GIVEN TASK>
Write out the material again word for word, dropping any images it holds.

┄┄┄┄┄┄

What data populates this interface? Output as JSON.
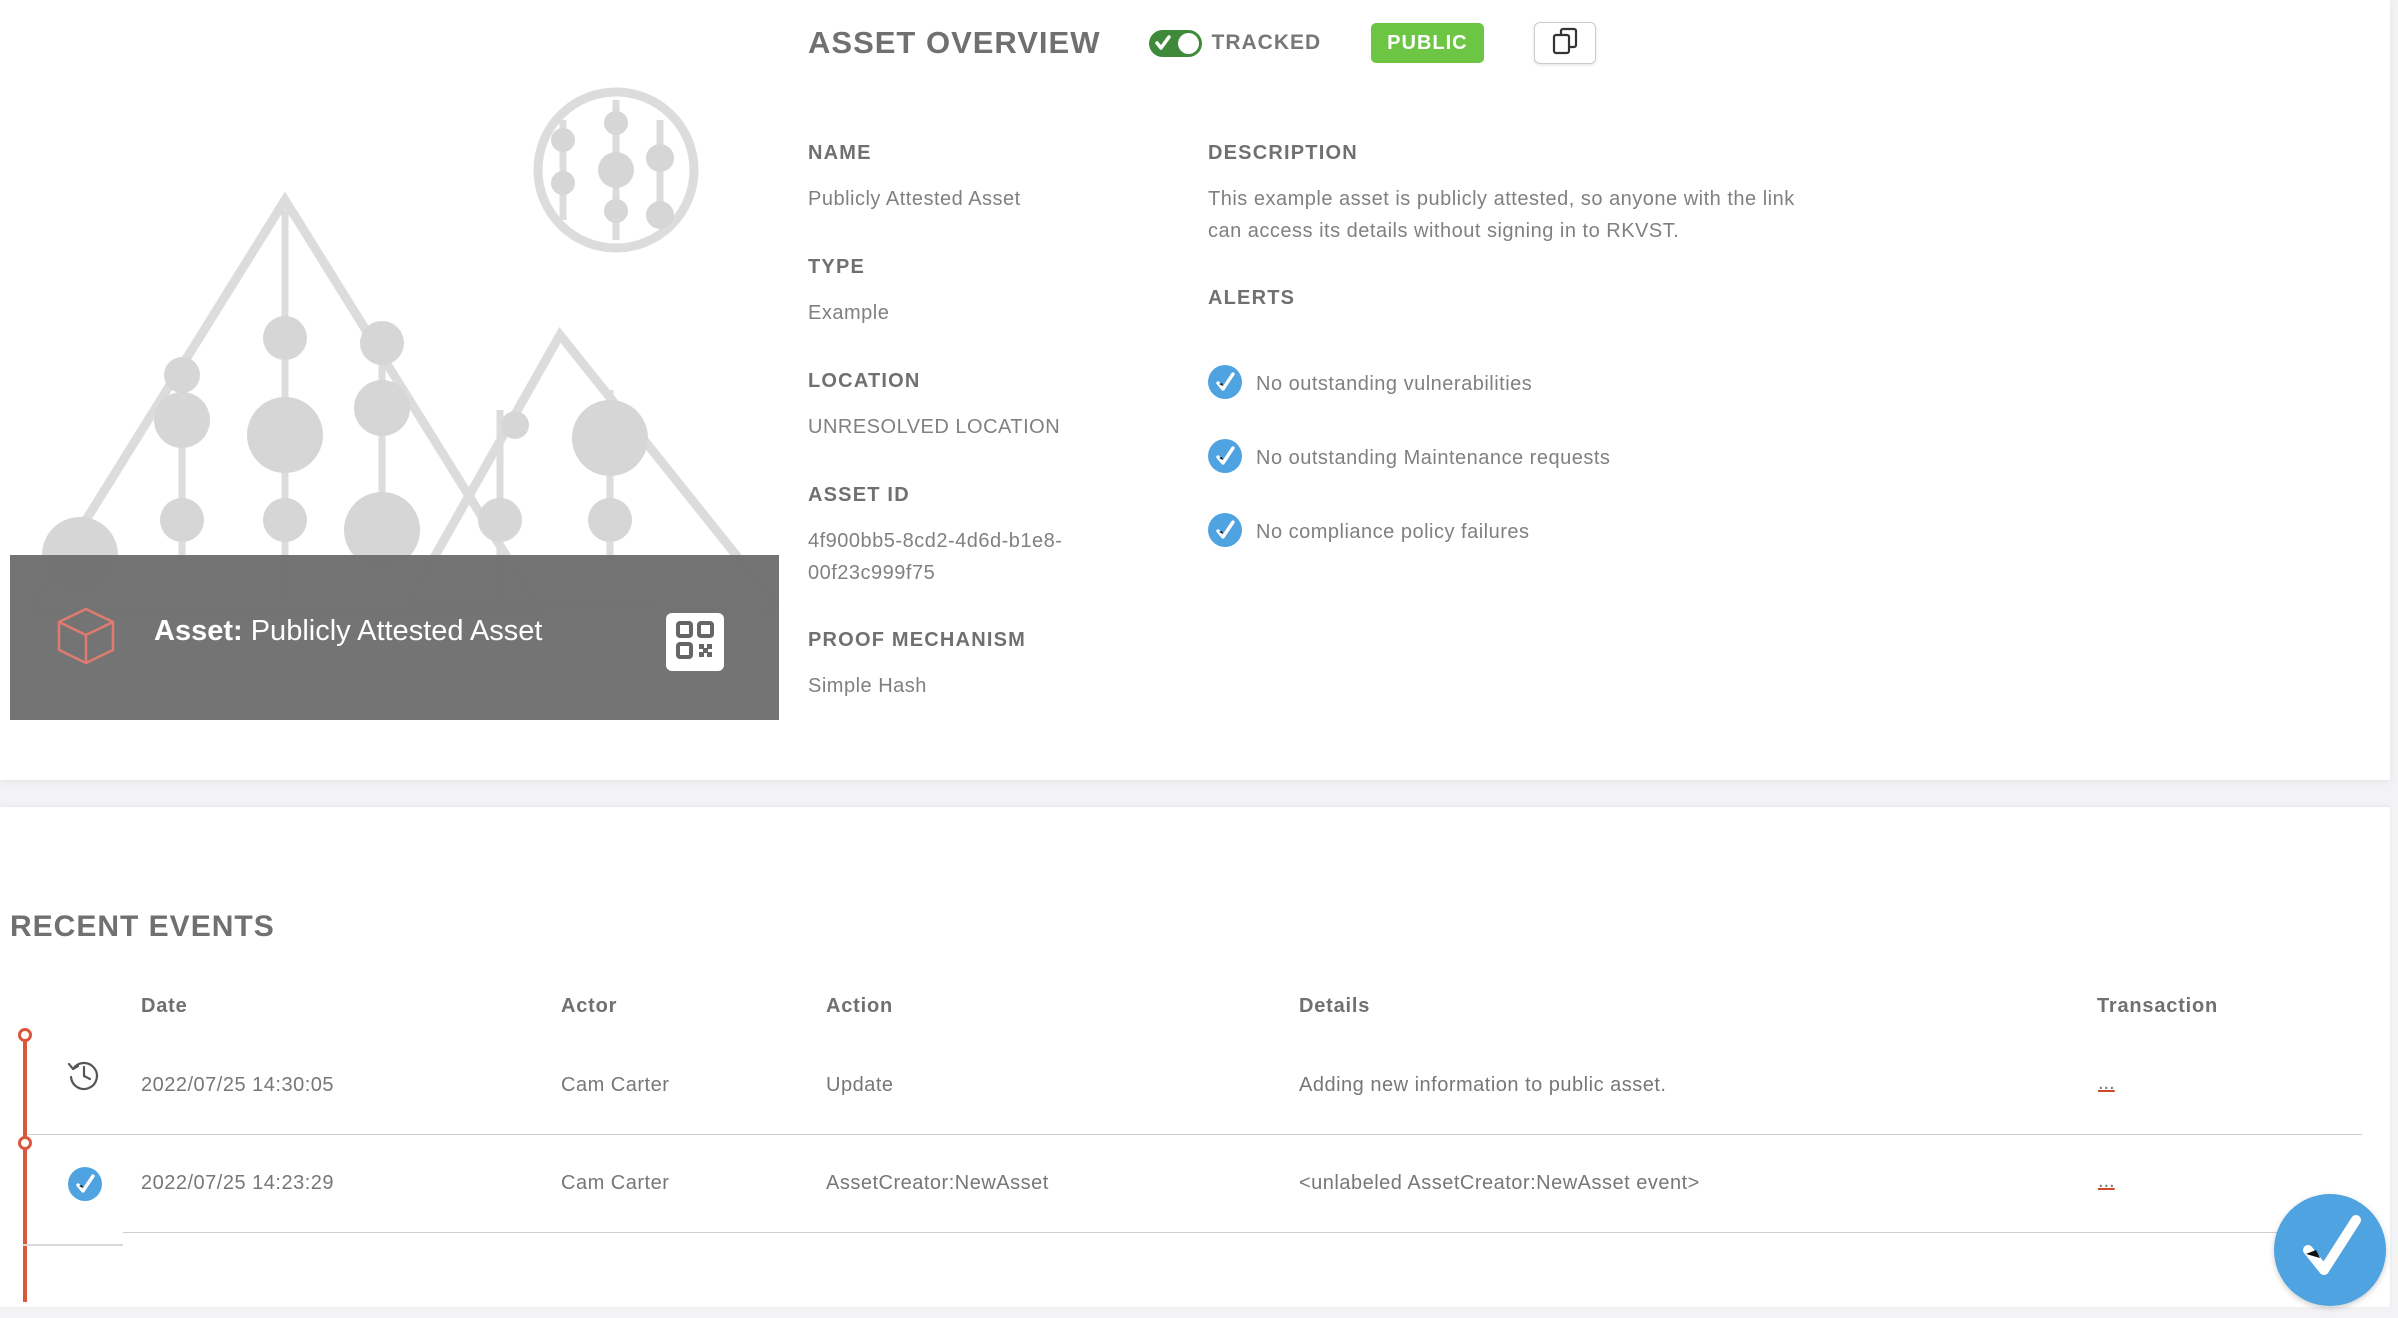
{
  "hero": {
    "asset_prefix": "Asset:",
    "asset_name": "Publicly Attested Asset",
    "cube_icon": "cube-icon",
    "qr_icon": "qr-code-icon"
  },
  "overview": {
    "title": "ASSET OVERVIEW",
    "tracked_label": "TRACKED",
    "tracked_on": true,
    "public_badge": "PUBLIC",
    "copy_icon": "copy-icon",
    "fields": {
      "name": {
        "label": "NAME",
        "value": "Publicly Attested Asset"
      },
      "type": {
        "label": "TYPE",
        "value": "Example"
      },
      "location": {
        "label": "LOCATION",
        "value": "UNRESOLVED LOCATION"
      },
      "asset_id": {
        "label": "ASSET ID",
        "value_line1": "4f900bb5-8cd2-4d6d-b1e8-",
        "value_line2": "00f23c999f75"
      },
      "proof": {
        "label": "PROOF MECHANISM",
        "value": "Simple Hash"
      },
      "description": {
        "label": "DESCRIPTION",
        "value_line1": "This example asset is publicly attested, so anyone with the link",
        "value_line2": "can access its details without signing in to RKVST."
      }
    },
    "alerts": {
      "label": "ALERTS",
      "items": [
        "No outstanding vulnerabilities",
        "No outstanding Maintenance requests",
        "No compliance policy failures"
      ]
    }
  },
  "events": {
    "title": "RECENT EVENTS",
    "columns": {
      "date": "Date",
      "actor": "Actor",
      "action": "Action",
      "details": "Details",
      "transaction": "Transaction"
    },
    "rows": [
      {
        "icon": "history-icon",
        "date": "2022/07/25 14:30:05",
        "actor": "Cam Carter",
        "action": "Update",
        "details": "Adding new information to public asset.",
        "transaction": "..."
      },
      {
        "icon": "check-circle-icon",
        "date": "2022/07/25 14:23:29",
        "actor": "Cam Carter",
        "action": "AssetCreator:NewAsset",
        "details": "<unlabeled AssetCreator:NewAsset event>",
        "transaction": "..."
      }
    ]
  },
  "colors": {
    "accent_orange": "#d9573a",
    "public_green": "#6cc644",
    "toggle_green": "#3f8a3a",
    "check_blue": "#4fa3e0"
  }
}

┄┄┄┄┄┄

OUTPUT OF THE TASK>
What data populates this interface? Output as JSON.
{
  "hero": {
    "asset_prefix": "Asset:",
    "asset_name": "Publicly Attested Asset",
    "cube_icon": "cube-icon",
    "qr_icon": "qr-code-icon"
  },
  "overview": {
    "title": "ASSET OVERVIEW",
    "tracked_label": "TRACKED",
    "tracked_on": true,
    "public_badge": "PUBLIC",
    "copy_icon": "copy-icon",
    "fields": {
      "name": {
        "label": "NAME",
        "value": "Publicly Attested Asset"
      },
      "type": {
        "label": "TYPE",
        "value": "Example"
      },
      "location": {
        "label": "LOCATION",
        "value": "UNRESOLVED LOCATION"
      },
      "asset_id": {
        "label": "ASSET ID",
        "value_line1": "4f900bb5-8cd2-4d6d-b1e8-",
        "value_line2": "00f23c999f75"
      },
      "proof": {
        "label": "PROOF MECHANISM",
        "value": "Simple Hash"
      },
      "description": {
        "label": "DESCRIPTION",
        "value_line1": "This example asset is publicly attested, so anyone with the link",
        "value_line2": "can access its details without signing in to RKVST."
      }
    },
    "alerts": {
      "label": "ALERTS",
      "items": [
        "No outstanding vulnerabilities",
        "No outstanding Maintenance requests",
        "No compliance policy failures"
      ]
    }
  },
  "events": {
    "title": "RECENT EVENTS",
    "columns": {
      "date": "Date",
      "actor": "Actor",
      "action": "Action",
      "details": "Details",
      "transaction": "Transaction"
    },
    "rows": [
      {
        "icon": "history-icon",
        "date": "2022/07/25 14:30:05",
        "actor": "Cam Carter",
        "action": "Update",
        "details": "Adding new information to public asset.",
        "transaction": "..."
      },
      {
        "icon": "check-circle-icon",
        "date": "2022/07/25 14:23:29",
        "actor": "Cam Carter",
        "action": "AssetCreator:NewAsset",
        "details": "<unlabeled AssetCreator:NewAsset event>",
        "transaction": "..."
      }
    ]
  },
  "colors": {
    "accent_orange": "#d9573a",
    "public_green": "#6cc644",
    "toggle_green": "#3f8a3a",
    "check_blue": "#4fa3e0"
  }
}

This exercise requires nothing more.